• EXERCISE
Reproduce each line exactly, including spacing and punctuation.

-- Begin --

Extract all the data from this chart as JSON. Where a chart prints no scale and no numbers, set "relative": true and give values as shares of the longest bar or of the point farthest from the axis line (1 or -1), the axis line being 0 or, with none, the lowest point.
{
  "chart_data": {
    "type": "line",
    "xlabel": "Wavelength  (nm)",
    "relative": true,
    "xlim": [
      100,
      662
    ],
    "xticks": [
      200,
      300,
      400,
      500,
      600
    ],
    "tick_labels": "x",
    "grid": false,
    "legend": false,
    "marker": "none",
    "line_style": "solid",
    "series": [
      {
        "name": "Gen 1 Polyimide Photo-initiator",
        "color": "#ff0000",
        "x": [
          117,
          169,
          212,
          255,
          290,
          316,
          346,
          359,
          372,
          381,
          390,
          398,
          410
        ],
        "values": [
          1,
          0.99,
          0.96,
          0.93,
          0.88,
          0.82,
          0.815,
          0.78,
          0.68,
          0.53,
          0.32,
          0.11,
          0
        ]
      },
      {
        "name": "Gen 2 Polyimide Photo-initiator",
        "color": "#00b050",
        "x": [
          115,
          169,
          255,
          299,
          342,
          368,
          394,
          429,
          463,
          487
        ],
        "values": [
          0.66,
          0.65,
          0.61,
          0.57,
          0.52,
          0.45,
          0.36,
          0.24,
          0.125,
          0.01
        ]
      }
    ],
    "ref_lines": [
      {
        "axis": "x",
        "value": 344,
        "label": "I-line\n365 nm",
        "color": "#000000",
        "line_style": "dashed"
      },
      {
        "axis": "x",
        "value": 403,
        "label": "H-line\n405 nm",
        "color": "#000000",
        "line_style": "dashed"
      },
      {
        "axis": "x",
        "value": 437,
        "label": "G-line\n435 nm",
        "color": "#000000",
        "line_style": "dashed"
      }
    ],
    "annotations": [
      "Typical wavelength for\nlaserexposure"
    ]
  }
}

-- End --

• CORRECT ANSWER
Extract all the data from this chart as JSON. Where a chart prints no scale and no numbers, set "relative": true and give values as shares of the longest bar or of the point farthest from the axis line (1 or -1), the axis line being 0 or, with none, the lowest point.
{
  "chart_data": {
    "type": "line",
    "xlabel": "Wavelength  (nm)",
    "relative": true,
    "xlim": [
      100,
      662
    ],
    "xticks": [
      200,
      300,
      400,
      500,
      600
    ],
    "tick_labels": "x",
    "grid": false,
    "legend": false,
    "marker": "none",
    "line_style": "solid",
    "series": [
      {
        "name": "Gen 1 Polyimide Photo-initiator",
        "color": "#ff0000",
        "x": [
          117,
          169,
          212,
          255,
          290,
          316,
          346,
          359,
          372,
          381,
          390,
          398,
          410
        ],
        "values": [
          1,
          0.99,
          0.96,
          0.93,
          0.88,
          0.82,
          0.815,
          0.78,
          0.68,
          0.53,
          0.32,
          0.11,
          0
        ]
      },
      {
        "name": "Gen 2 Polyimide Photo-initiator",
        "color": "#00b050",
        "x": [
          115,
          169,
          255,
          299,
          342,
          368,
          394,
          429,
          463,
          487
        ],
        "values": [
          0.66,
          0.65,
          0.61,
          0.57,
          0.52,
          0.45,
          0.36,
          0.24,
          0.125,
          0.01
        ]
      }
    ],
    "ref_lines": [
      {
        "axis": "x",
        "value": 344,
        "label": "I-line\n365 nm",
        "color": "#000000",
        "line_style": "dashed"
      },
      {
        "axis": "x",
        "value": 403,
        "label": "H-line\n405 nm",
        "color": "#000000",
        "line_style": "dashed"
      },
      {
        "axis": "x",
        "value": 437,
        "label": "G-line\n435 nm",
        "color": "#000000",
        "line_style": "dashed"
      }
    ],
    "annotations": [
      "Typical wavelength for\nlaserexposure"
    ]
  }
}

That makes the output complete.